--- start RECORDS FOR THE TASK ---
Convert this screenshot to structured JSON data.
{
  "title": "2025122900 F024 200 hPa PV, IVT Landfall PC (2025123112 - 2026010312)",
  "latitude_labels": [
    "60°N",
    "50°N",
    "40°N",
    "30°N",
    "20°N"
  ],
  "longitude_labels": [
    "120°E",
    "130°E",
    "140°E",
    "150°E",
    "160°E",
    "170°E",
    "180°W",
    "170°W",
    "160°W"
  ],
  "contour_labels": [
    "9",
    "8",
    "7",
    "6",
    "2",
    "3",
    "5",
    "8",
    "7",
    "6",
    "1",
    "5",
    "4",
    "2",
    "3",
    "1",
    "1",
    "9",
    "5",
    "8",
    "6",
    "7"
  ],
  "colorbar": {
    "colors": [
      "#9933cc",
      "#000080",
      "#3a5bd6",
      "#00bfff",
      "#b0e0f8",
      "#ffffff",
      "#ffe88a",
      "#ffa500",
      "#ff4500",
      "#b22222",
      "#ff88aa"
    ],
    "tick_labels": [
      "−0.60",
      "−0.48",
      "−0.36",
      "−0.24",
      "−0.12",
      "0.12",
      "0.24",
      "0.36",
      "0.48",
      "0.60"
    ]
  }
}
--- end RECORDS FOR THE TASK ---
**OBJECTIVE**
Your task is to repeat every line exactly.

**FINISHED ANSWER**
Convert this screenshot to structured JSON data.
{
  "title": "2025122900 F024 200 hPa PV, IVT Landfall PC (2025123112 - 2026010312)",
  "latitude_labels": [
    "60°N",
    "50°N",
    "40°N",
    "30°N",
    "20°N"
  ],
  "longitude_labels": [
    "120°E",
    "130°E",
    "140°E",
    "150°E",
    "160°E",
    "170°E",
    "180°W",
    "170°W",
    "160°W"
  ],
  "contour_labels": [
    "9",
    "8",
    "7",
    "6",
    "2",
    "3",
    "5",
    "8",
    "7",
    "6",
    "1",
    "5",
    "4",
    "2",
    "3",
    "1",
    "1",
    "9",
    "5",
    "8",
    "6",
    "7"
  ],
  "colorbar": {
    "colors": [
      "#9933cc",
      "#000080",
      "#3a5bd6",
      "#00bfff",
      "#b0e0f8",
      "#ffffff",
      "#ffe88a",
      "#ffa500",
      "#ff4500",
      "#b22222",
      "#ff88aa"
    ],
    "tick_labels": [
      "−0.60",
      "−0.48",
      "−0.36",
      "−0.24",
      "−0.12",
      "0.12",
      "0.24",
      "0.36",
      "0.48",
      "0.60"
    ]
  }
}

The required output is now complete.